## BEGIN
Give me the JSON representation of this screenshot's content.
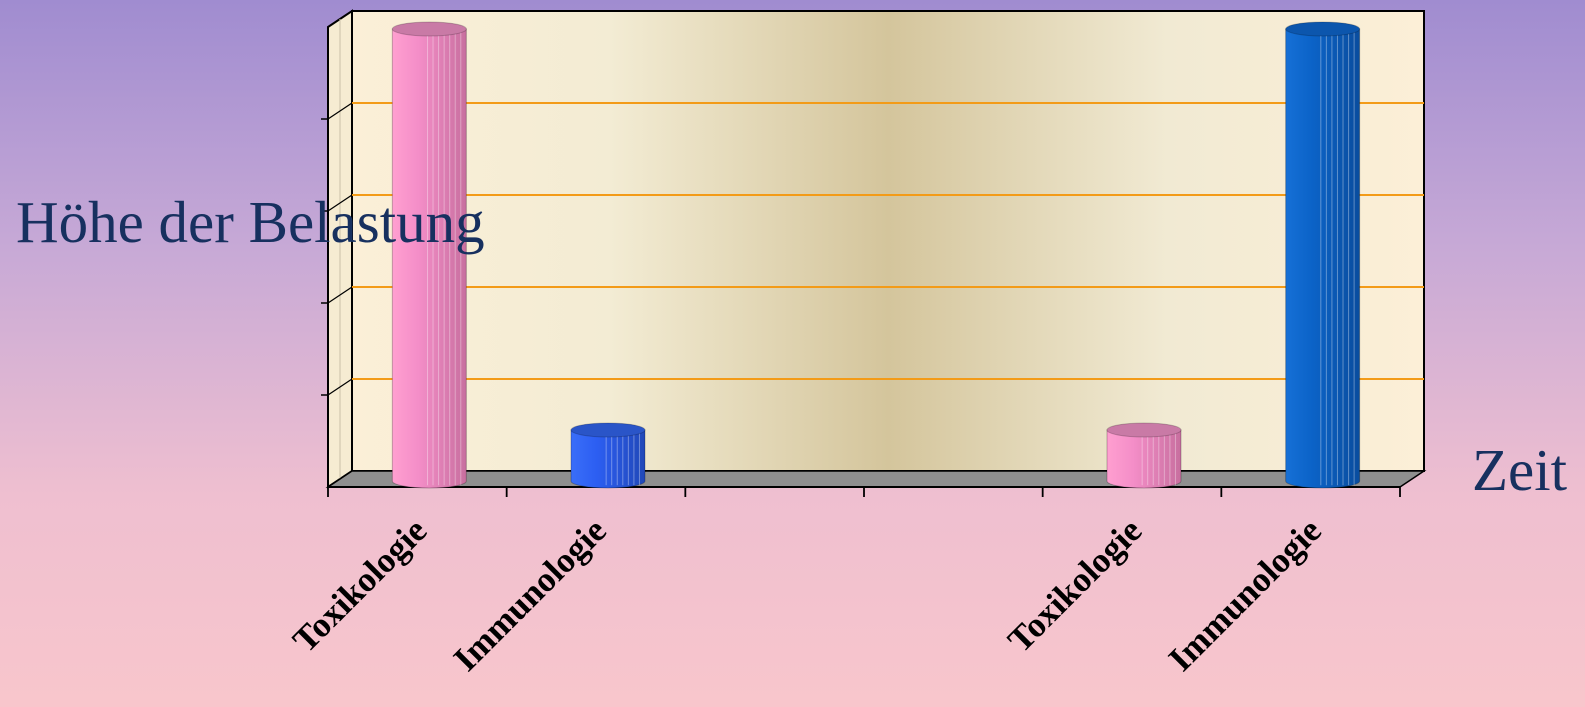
{
  "chart_data": {
    "type": "bar",
    "style": "3d-cylinder",
    "title": "",
    "ylabel": "Höhe der Belastung",
    "xlabel": "Zeit",
    "categories": [
      "Toxikologie",
      "Immunologie",
      "",
      "",
      "Toxikologie",
      "Immunologie"
    ],
    "series": [
      {
        "values": [
          100,
          0,
          0,
          0,
          10,
          0
        ],
        "color": "#f58fc8"
      },
      {
        "values": [
          0,
          10,
          0,
          0,
          0,
          100
        ],
        "color": "#1b63c9"
      }
    ],
    "bar_colors": [
      "#f58fc8",
      "#2c5ef2",
      null,
      null,
      "#f58fc8",
      "#0b63c8"
    ],
    "ylim": [
      0,
      100
    ],
    "gridlines": 5,
    "grid": true,
    "grid_color": "#f39b18",
    "legend": "none"
  }
}
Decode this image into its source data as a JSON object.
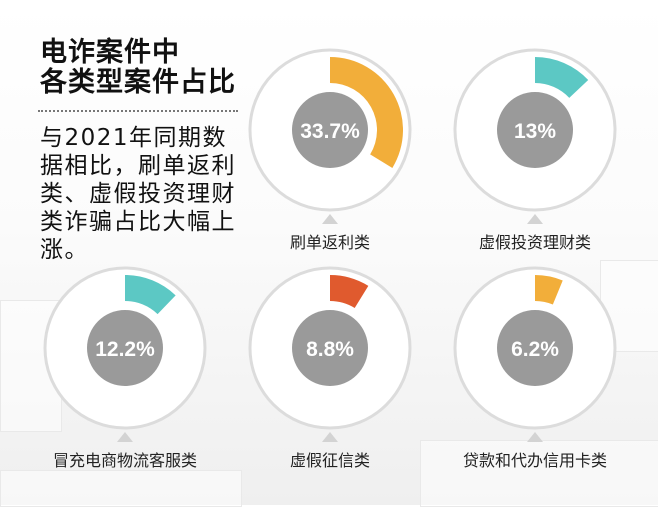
{
  "title": {
    "line1": "电诈案件中",
    "line2": "各类型案件占比"
  },
  "description": "与2021年同期数据相比，刷单返利类、虚假投资理财类诈骗占比大幅上涨。",
  "chart_data": {
    "type": "pie",
    "unit": "%",
    "items": [
      {
        "label": "刷单返利类",
        "value": 33.7,
        "value_label": "33.7%",
        "color": "#F2AE3A"
      },
      {
        "label": "虚假投资理财类",
        "value": 13,
        "value_label": "13%",
        "color": "#5CC8C4"
      },
      {
        "label": "冒充电商物流客服类",
        "value": 12.2,
        "value_label": "12.2%",
        "color": "#5CC8C4"
      },
      {
        "label": "虚假征信类",
        "value": 8.8,
        "value_label": "8.8%",
        "color": "#E05A2E"
      },
      {
        "label": "贷款和代办信用卡类",
        "value": 6.2,
        "value_label": "6.2%",
        "color": "#F2AE3A"
      }
    ]
  }
}
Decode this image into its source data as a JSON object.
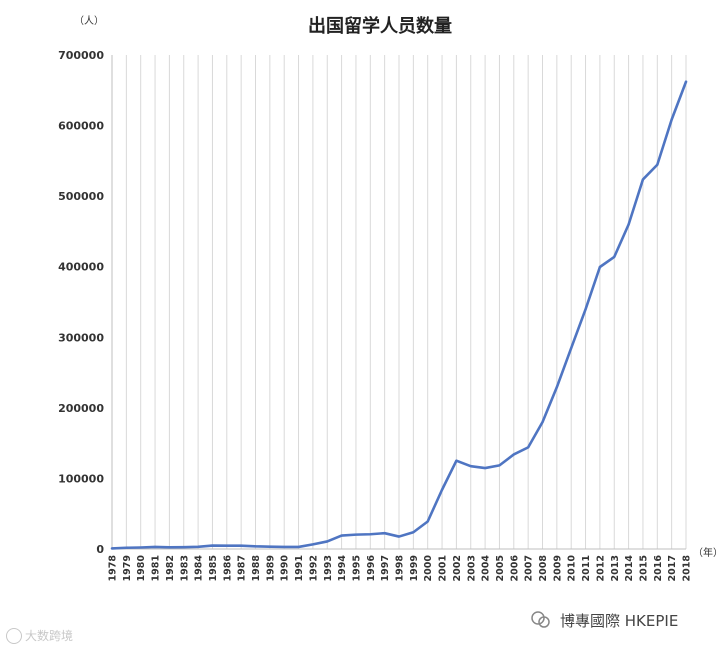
{
  "chart_data": {
    "type": "line",
    "title": "出国留学人员数量",
    "y_unit_label": "（人）",
    "x_unit_label": "（年）",
    "ylim": [
      0,
      700000
    ],
    "y_ticks": [
      "0",
      "100000",
      "200000",
      "300000",
      "400000",
      "500000",
      "600000",
      "700000"
    ],
    "y_tick_values": [
      0,
      100000,
      200000,
      300000,
      400000,
      500000,
      600000,
      700000
    ],
    "grid": "vertical lines at each year",
    "legend": "none",
    "x": [
      "1978",
      "1979",
      "1980",
      "1981",
      "1982",
      "1983",
      "1984",
      "1985",
      "1986",
      "1987",
      "1988",
      "1989",
      "1990",
      "1991",
      "1992",
      "1993",
      "1994",
      "1995",
      "1996",
      "1997",
      "1998",
      "1999",
      "2000",
      "2001",
      "2002",
      "2003",
      "2004",
      "2005",
      "2006",
      "2007",
      "2008",
      "2009",
      "2010",
      "2011",
      "2012",
      "2013",
      "2014",
      "2015",
      "2016",
      "2017",
      "2018"
    ],
    "series": [
      {
        "color": "#4f75c2",
        "values": [
          860,
          1777,
          2124,
          2922,
          2326,
          2633,
          3073,
          4888,
          4676,
          4703,
          3786,
          3329,
          2950,
          2900,
          6540,
          10742,
          19071,
          20381,
          20905,
          22410,
          17622,
          23749,
          38989,
          83973,
          125179,
          117307,
          114682,
          118515,
          134000,
          144000,
          179800,
          229300,
          284700,
          339700,
          399600,
          413900,
          459800,
          523700,
          544500,
          608400,
          662100
        ]
      }
    ]
  },
  "watermarks": {
    "left": "大数跨境",
    "right": "博專國際 HKEPIE"
  }
}
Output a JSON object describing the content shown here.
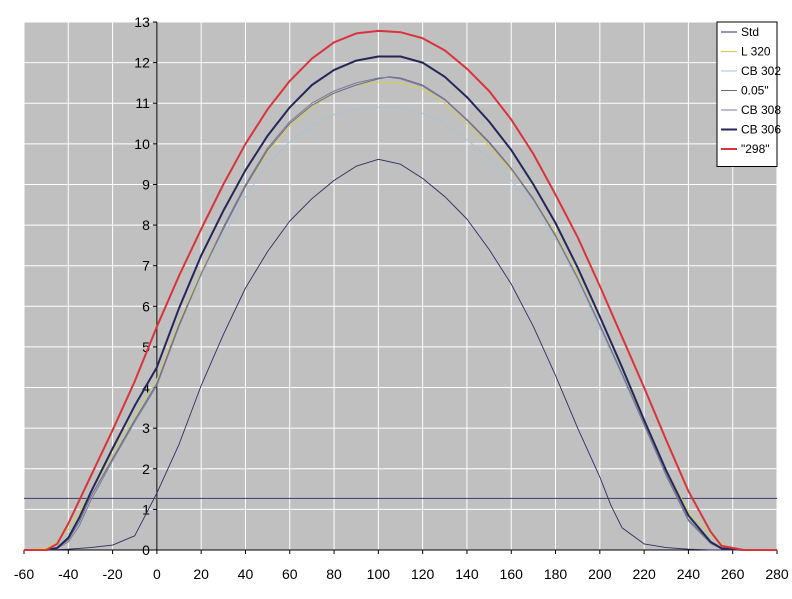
{
  "chart_data": {
    "type": "line",
    "title": "",
    "xlabel": "",
    "ylabel": "",
    "xlim": [
      -60,
      280
    ],
    "ylim": [
      0,
      13
    ],
    "x_ticks": [
      -60,
      -40,
      -20,
      0,
      20,
      40,
      60,
      80,
      100,
      120,
      140,
      160,
      180,
      200,
      220,
      240,
      260,
      280
    ],
    "y_ticks": [
      0,
      1,
      2,
      3,
      4,
      5,
      6,
      7,
      8,
      9,
      10,
      11,
      12,
      13
    ],
    "grid": true,
    "legend_position": "top-right",
    "plot_background": "#c0c0c0",
    "grid_color": "#ffffff",
    "reference_line": {
      "y": 1.27,
      "color": "#4a4a7a"
    },
    "series": [
      {
        "name": "Std",
        "color": "#2e2e5e",
        "stroke_width": 0.9,
        "points": [
          [
            -60,
            0
          ],
          [
            -50,
            0
          ],
          [
            -40,
            0.02
          ],
          [
            -30,
            0.06
          ],
          [
            -20,
            0.12
          ],
          [
            -10,
            0.35
          ],
          [
            0,
            1.4
          ],
          [
            10,
            2.6
          ],
          [
            20,
            4.05
          ],
          [
            30,
            5.3
          ],
          [
            40,
            6.45
          ],
          [
            50,
            7.35
          ],
          [
            60,
            8.1
          ],
          [
            70,
            8.65
          ],
          [
            80,
            9.1
          ],
          [
            90,
            9.45
          ],
          [
            100,
            9.62
          ],
          [
            110,
            9.5
          ],
          [
            120,
            9.15
          ],
          [
            130,
            8.7
          ],
          [
            140,
            8.15
          ],
          [
            150,
            7.4
          ],
          [
            160,
            6.55
          ],
          [
            170,
            5.5
          ],
          [
            180,
            4.3
          ],
          [
            190,
            3.0
          ],
          [
            200,
            1.8
          ],
          [
            205,
            1.1
          ],
          [
            210,
            0.55
          ],
          [
            220,
            0.15
          ],
          [
            230,
            0.06
          ],
          [
            240,
            0.02
          ],
          [
            250,
            0
          ],
          [
            260,
            0
          ],
          [
            280,
            0
          ]
        ]
      },
      {
        "name": "L 320",
        "color": "#d4cc5a",
        "stroke_width": 1.1,
        "points": [
          [
            -60,
            0
          ],
          [
            -50,
            0.05
          ],
          [
            -45,
            0.2
          ],
          [
            -40,
            0.5
          ],
          [
            -30,
            1.4
          ],
          [
            -20,
            2.35
          ],
          [
            -10,
            3.3
          ],
          [
            0,
            4.2
          ],
          [
            10,
            5.6
          ],
          [
            20,
            6.85
          ],
          [
            30,
            7.95
          ],
          [
            40,
            8.95
          ],
          [
            50,
            9.8
          ],
          [
            60,
            10.45
          ],
          [
            70,
            10.9
          ],
          [
            80,
            11.25
          ],
          [
            90,
            11.45
          ],
          [
            100,
            11.52
          ],
          [
            110,
            11.5
          ],
          [
            120,
            11.35
          ],
          [
            130,
            11.0
          ],
          [
            140,
            10.5
          ],
          [
            150,
            9.95
          ],
          [
            160,
            9.35
          ],
          [
            170,
            8.65
          ],
          [
            180,
            7.8
          ],
          [
            190,
            6.75
          ],
          [
            200,
            5.55
          ],
          [
            210,
            4.35
          ],
          [
            220,
            3.15
          ],
          [
            230,
            1.95
          ],
          [
            240,
            0.95
          ],
          [
            250,
            0.35
          ],
          [
            258,
            0.05
          ],
          [
            270,
            0
          ],
          [
            280,
            0
          ]
        ]
      },
      {
        "name": "CB 302",
        "color": "#a9c3d1",
        "stroke_width": 1.0,
        "points": [
          [
            -60,
            0
          ],
          [
            -50,
            0.02
          ],
          [
            -45,
            0.12
          ],
          [
            -40,
            0.4
          ],
          [
            -30,
            1.3
          ],
          [
            -20,
            2.3
          ],
          [
            -10,
            3.25
          ],
          [
            0,
            4.15
          ],
          [
            10,
            5.55
          ],
          [
            20,
            6.75
          ],
          [
            30,
            7.75
          ],
          [
            40,
            8.7
          ],
          [
            50,
            9.5
          ],
          [
            60,
            10.05
          ],
          [
            70,
            10.45
          ],
          [
            80,
            10.72
          ],
          [
            90,
            10.85
          ],
          [
            100,
            10.9
          ],
          [
            110,
            10.9
          ],
          [
            120,
            10.75
          ],
          [
            130,
            10.5
          ],
          [
            140,
            10.1
          ],
          [
            150,
            9.65
          ],
          [
            160,
            9.1
          ],
          [
            170,
            8.45
          ],
          [
            180,
            7.65
          ],
          [
            190,
            6.6
          ],
          [
            200,
            5.45
          ],
          [
            210,
            4.25
          ],
          [
            220,
            3.05
          ],
          [
            230,
            1.9
          ],
          [
            240,
            0.9
          ],
          [
            250,
            0.3
          ],
          [
            258,
            0.05
          ],
          [
            270,
            0
          ],
          [
            280,
            0
          ]
        ]
      },
      {
        "name": "0.05\"",
        "color": "#6a6a8a",
        "stroke_width": 1.0,
        "points": [
          [
            -60,
            0
          ],
          [
            -50,
            0
          ],
          [
            -45,
            0.05
          ],
          [
            -40,
            0.25
          ],
          [
            -35,
            0.7
          ],
          [
            -30,
            1.3
          ],
          [
            -20,
            2.25
          ],
          [
            -10,
            3.2
          ],
          [
            0,
            4.1
          ],
          [
            10,
            5.55
          ],
          [
            20,
            6.8
          ],
          [
            30,
            7.9
          ],
          [
            40,
            8.95
          ],
          [
            50,
            9.85
          ],
          [
            60,
            10.5
          ],
          [
            70,
            10.95
          ],
          [
            80,
            11.25
          ],
          [
            90,
            11.45
          ],
          [
            100,
            11.6
          ],
          [
            105,
            11.65
          ],
          [
            110,
            11.62
          ],
          [
            120,
            11.45
          ],
          [
            130,
            11.1
          ],
          [
            140,
            10.6
          ],
          [
            150,
            10.05
          ],
          [
            160,
            9.4
          ],
          [
            170,
            8.65
          ],
          [
            180,
            7.75
          ],
          [
            190,
            6.7
          ],
          [
            200,
            5.55
          ],
          [
            210,
            4.35
          ],
          [
            220,
            3.1
          ],
          [
            230,
            1.85
          ],
          [
            240,
            0.75
          ],
          [
            250,
            0.18
          ],
          [
            255,
            0.03
          ],
          [
            265,
            0
          ],
          [
            280,
            0
          ]
        ]
      },
      {
        "name": "CB 308",
        "color": "#7a7a9a",
        "stroke_width": 1.0,
        "points": [
          [
            -60,
            0
          ],
          [
            -50,
            0
          ],
          [
            -45,
            0.04
          ],
          [
            -40,
            0.2
          ],
          [
            -35,
            0.6
          ],
          [
            -30,
            1.2
          ],
          [
            -20,
            2.2
          ],
          [
            -10,
            3.15
          ],
          [
            0,
            4.05
          ],
          [
            10,
            5.5
          ],
          [
            20,
            6.8
          ],
          [
            30,
            7.95
          ],
          [
            40,
            9.0
          ],
          [
            50,
            9.9
          ],
          [
            60,
            10.55
          ],
          [
            70,
            11.0
          ],
          [
            80,
            11.3
          ],
          [
            90,
            11.5
          ],
          [
            100,
            11.62
          ],
          [
            105,
            11.64
          ],
          [
            110,
            11.6
          ],
          [
            120,
            11.42
          ],
          [
            130,
            11.08
          ],
          [
            140,
            10.58
          ],
          [
            150,
            10.02
          ],
          [
            160,
            9.38
          ],
          [
            170,
            8.62
          ],
          [
            180,
            7.72
          ],
          [
            190,
            6.68
          ],
          [
            200,
            5.52
          ],
          [
            210,
            4.32
          ],
          [
            220,
            3.08
          ],
          [
            230,
            1.82
          ],
          [
            240,
            0.72
          ],
          [
            250,
            0.16
          ],
          [
            255,
            0.03
          ],
          [
            265,
            0
          ],
          [
            280,
            0
          ]
        ]
      },
      {
        "name": "CB 306",
        "color": "#26265a",
        "stroke_width": 2.0,
        "points": [
          [
            -60,
            0
          ],
          [
            -50,
            0
          ],
          [
            -45,
            0.05
          ],
          [
            -40,
            0.3
          ],
          [
            -35,
            0.8
          ],
          [
            -30,
            1.4
          ],
          [
            -20,
            2.5
          ],
          [
            -10,
            3.55
          ],
          [
            0,
            4.5
          ],
          [
            10,
            5.95
          ],
          [
            20,
            7.25
          ],
          [
            30,
            8.35
          ],
          [
            40,
            9.35
          ],
          [
            50,
            10.2
          ],
          [
            60,
            10.9
          ],
          [
            70,
            11.45
          ],
          [
            80,
            11.82
          ],
          [
            90,
            12.05
          ],
          [
            100,
            12.15
          ],
          [
            110,
            12.15
          ],
          [
            120,
            12.0
          ],
          [
            130,
            11.65
          ],
          [
            140,
            11.15
          ],
          [
            150,
            10.55
          ],
          [
            160,
            9.85
          ],
          [
            170,
            9.0
          ],
          [
            180,
            8.05
          ],
          [
            190,
            6.95
          ],
          [
            200,
            5.75
          ],
          [
            210,
            4.5
          ],
          [
            220,
            3.2
          ],
          [
            230,
            1.95
          ],
          [
            240,
            0.85
          ],
          [
            250,
            0.2
          ],
          [
            255,
            0.04
          ],
          [
            265,
            0
          ],
          [
            280,
            0
          ]
        ]
      },
      {
        "name": "\"298\"",
        "color": "#d9343a",
        "stroke_width": 2.0,
        "points": [
          [
            -60,
            0
          ],
          [
            -50,
            0
          ],
          [
            -45,
            0.15
          ],
          [
            -40,
            0.65
          ],
          [
            -30,
            1.8
          ],
          [
            -20,
            2.95
          ],
          [
            -10,
            4.15
          ],
          [
            0,
            5.5
          ],
          [
            10,
            6.75
          ],
          [
            20,
            7.9
          ],
          [
            30,
            9.0
          ],
          [
            40,
            10.0
          ],
          [
            50,
            10.85
          ],
          [
            60,
            11.55
          ],
          [
            70,
            12.1
          ],
          [
            80,
            12.5
          ],
          [
            90,
            12.72
          ],
          [
            100,
            12.78
          ],
          [
            110,
            12.75
          ],
          [
            120,
            12.6
          ],
          [
            130,
            12.3
          ],
          [
            140,
            11.85
          ],
          [
            150,
            11.3
          ],
          [
            160,
            10.6
          ],
          [
            170,
            9.75
          ],
          [
            180,
            8.75
          ],
          [
            190,
            7.7
          ],
          [
            200,
            6.5
          ],
          [
            210,
            5.25
          ],
          [
            220,
            4.0
          ],
          [
            230,
            2.7
          ],
          [
            240,
            1.45
          ],
          [
            250,
            0.45
          ],
          [
            255,
            0.1
          ],
          [
            265,
            0
          ],
          [
            280,
            0
          ]
        ]
      }
    ]
  }
}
## END
* **WORK TO BE COMPLETED**
Look through the data above. Each line containing the word "刷单返利类" needs to be copied.

* **EXPECTED OUTPUT**
  "description": "与2021年同期数据相比，刷单返利类、虚假投资理财类诈骗占比大幅上涨。",
        "label": "刷单返利类",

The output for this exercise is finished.